- **Written instruction**
Write the data out again exactly, dropping any images it holds.

- **Material shown**
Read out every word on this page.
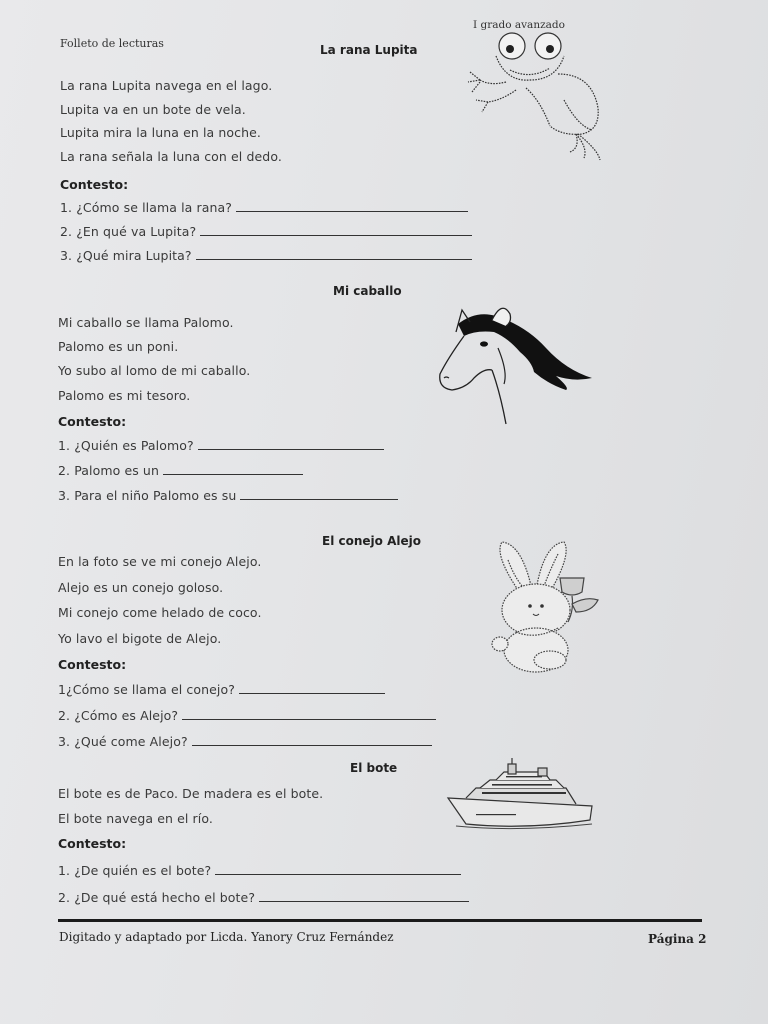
Folleto de lecturas
I grado avanzado
La rana Lupita
La rana Lupita navega en el lago.
Lupita va en un bote de vela.
Lupita mira la luna en la noche.
La rana señala la luna con el dedo.
Contesto:
1. ¿Cómo se llama la rana?
2. ¿En qué va Lupita?
3. ¿Qué mira Lupita?
Mi caballo
Mi caballo se llama Palomo.
Palomo es un poni.
Yo subo al lomo de mi caballo.
Palomo es mi tesoro.
Contesto:
1. ¿Quién es Palomo?
2. Palomo es un
3. Para el niño Palomo es su
El conejo Alejo
En la foto se ve mi conejo Alejo.
Alejo es un conejo goloso.
Mi conejo come helado de coco.
Yo lavo el bigote de Alejo.
Contesto:
1¿Cómo se llama el conejo?
2. ¿Cómo es Alejo?
3. ¿Qué come Alejo?
El bote
El bote es de Paco. De madera es el bote.
El bote navega en el río.
Contesto:
1. ¿De quién es el bote?
2. ¿De qué está hecho el bote?
Digitado y adaptado por Licda. Yanory Cruz Fernández	Página 2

- **Response for this exercise**
Read out every word on this page.
Folleto de lecturas
I grado avanzado
La rana Lupita
La rana Lupita navega en el lago.
Lupita va en un bote de vela.
Lupita mira la luna en la noche.
La rana señala la luna con el dedo.
Contesto:
1. ¿Cómo se llama la rana?
2. ¿En qué va Lupita?
3. ¿Qué mira Lupita?
Mi caballo
Mi caballo se llama Palomo.
Palomo es un poni.
Yo subo al lomo de mi caballo.
Palomo es mi tesoro.
Contesto:
1. ¿Quién es Palomo?
2. Palomo es un
3. Para el niño Palomo es su
El conejo Alejo
En la foto se ve mi conejo Alejo.
Alejo es un conejo goloso.
Mi conejo come helado de coco.
Yo lavo el bigote de Alejo.
Contesto:
1¿Cómo se llama el conejo?
2. ¿Cómo es Alejo?
3. ¿Qué come Alejo?
El bote
El bote es de Paco. De madera es el bote.
El bote navega en el río.
Contesto:
1. ¿De quién es el bote?
2. ¿De qué está hecho el bote?
Digitado y adaptado por Licda. Yanory Cruz Fernández	Página 2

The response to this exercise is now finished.